Do this:
Give back a single number, the count of lines containing the word "xlabel".

START Records for this exercise

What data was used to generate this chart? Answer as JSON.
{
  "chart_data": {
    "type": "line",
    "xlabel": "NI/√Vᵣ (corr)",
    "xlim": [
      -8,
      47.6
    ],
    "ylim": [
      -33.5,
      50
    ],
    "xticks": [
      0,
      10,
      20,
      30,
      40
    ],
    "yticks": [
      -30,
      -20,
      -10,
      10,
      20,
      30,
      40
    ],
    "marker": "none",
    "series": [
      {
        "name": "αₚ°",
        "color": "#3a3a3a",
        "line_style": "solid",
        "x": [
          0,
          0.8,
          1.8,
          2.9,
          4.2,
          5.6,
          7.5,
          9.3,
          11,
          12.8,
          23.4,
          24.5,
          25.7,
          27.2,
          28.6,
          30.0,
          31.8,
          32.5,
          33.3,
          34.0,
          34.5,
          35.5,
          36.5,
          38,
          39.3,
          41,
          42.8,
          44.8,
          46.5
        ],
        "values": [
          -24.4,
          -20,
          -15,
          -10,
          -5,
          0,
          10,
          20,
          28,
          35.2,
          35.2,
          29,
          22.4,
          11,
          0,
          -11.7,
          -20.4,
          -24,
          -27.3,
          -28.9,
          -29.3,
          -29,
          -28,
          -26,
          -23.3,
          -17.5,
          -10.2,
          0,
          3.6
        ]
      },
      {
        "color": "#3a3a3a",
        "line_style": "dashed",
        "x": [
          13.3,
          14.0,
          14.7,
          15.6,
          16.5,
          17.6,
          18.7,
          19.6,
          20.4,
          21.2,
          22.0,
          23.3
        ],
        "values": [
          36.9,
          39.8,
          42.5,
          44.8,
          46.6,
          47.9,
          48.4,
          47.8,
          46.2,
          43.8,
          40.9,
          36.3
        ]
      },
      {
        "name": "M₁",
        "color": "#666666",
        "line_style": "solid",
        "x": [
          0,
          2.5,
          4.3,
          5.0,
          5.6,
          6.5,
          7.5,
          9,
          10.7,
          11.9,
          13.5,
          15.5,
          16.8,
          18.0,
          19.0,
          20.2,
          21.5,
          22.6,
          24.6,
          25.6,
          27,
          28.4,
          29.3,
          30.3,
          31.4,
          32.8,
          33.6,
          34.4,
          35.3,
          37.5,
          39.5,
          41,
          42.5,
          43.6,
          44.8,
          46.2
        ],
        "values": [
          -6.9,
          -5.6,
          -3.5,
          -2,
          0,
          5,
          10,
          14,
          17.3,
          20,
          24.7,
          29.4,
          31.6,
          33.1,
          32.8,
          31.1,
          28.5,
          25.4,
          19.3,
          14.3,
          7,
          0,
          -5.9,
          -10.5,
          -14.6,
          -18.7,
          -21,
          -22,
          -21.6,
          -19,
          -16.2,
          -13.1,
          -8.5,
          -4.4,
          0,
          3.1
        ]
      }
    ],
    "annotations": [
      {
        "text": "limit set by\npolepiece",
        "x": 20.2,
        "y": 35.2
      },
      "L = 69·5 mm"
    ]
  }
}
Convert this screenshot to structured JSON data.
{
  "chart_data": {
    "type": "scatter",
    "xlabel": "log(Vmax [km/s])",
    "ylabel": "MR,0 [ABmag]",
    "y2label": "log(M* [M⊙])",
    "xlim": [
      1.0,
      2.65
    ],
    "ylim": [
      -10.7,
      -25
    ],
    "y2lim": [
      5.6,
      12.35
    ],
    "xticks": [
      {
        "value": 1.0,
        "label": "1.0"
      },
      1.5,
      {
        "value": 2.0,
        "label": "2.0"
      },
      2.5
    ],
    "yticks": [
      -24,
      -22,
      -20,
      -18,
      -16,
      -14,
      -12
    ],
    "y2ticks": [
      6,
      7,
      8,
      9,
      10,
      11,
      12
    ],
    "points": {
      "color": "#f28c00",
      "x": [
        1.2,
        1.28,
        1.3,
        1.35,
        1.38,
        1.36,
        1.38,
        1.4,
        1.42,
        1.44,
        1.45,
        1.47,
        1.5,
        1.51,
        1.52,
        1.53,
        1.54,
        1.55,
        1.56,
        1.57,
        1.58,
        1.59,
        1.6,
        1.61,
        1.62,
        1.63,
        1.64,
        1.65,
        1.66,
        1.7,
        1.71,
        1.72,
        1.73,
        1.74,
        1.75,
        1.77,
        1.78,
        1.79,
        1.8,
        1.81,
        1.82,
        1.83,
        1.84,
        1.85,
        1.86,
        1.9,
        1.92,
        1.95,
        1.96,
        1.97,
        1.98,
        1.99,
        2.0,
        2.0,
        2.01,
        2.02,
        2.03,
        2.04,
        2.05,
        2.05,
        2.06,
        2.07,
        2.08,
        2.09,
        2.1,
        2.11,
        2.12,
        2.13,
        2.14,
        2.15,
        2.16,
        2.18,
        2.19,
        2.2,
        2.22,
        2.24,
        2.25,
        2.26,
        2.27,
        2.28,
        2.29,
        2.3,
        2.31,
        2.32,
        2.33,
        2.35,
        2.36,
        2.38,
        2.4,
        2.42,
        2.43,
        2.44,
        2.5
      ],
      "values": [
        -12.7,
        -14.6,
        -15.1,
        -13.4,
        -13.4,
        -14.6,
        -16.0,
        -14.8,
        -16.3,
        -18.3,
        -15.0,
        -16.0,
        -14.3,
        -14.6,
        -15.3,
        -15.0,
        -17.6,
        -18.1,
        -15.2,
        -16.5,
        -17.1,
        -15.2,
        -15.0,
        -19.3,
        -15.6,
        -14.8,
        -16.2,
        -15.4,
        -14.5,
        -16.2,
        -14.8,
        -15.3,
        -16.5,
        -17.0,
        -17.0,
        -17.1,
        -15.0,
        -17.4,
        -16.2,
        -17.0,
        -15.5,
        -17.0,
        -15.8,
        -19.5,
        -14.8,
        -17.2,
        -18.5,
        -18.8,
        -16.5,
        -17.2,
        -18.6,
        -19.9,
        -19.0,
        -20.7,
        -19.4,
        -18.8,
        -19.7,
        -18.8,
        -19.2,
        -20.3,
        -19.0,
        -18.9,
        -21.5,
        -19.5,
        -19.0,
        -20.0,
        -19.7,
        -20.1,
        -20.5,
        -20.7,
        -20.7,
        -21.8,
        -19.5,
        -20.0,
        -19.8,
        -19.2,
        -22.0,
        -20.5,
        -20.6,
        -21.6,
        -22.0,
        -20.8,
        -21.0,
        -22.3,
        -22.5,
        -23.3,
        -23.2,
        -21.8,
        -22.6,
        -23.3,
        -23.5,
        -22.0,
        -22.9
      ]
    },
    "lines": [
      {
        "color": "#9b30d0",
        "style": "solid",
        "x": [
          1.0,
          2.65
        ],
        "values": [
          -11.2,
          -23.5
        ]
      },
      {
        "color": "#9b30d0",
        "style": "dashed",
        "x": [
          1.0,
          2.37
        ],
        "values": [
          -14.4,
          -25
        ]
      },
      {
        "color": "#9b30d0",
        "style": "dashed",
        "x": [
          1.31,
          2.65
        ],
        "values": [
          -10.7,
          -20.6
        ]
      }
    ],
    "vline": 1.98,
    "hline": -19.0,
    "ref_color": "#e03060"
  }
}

END Records for this exercise

Task result:
2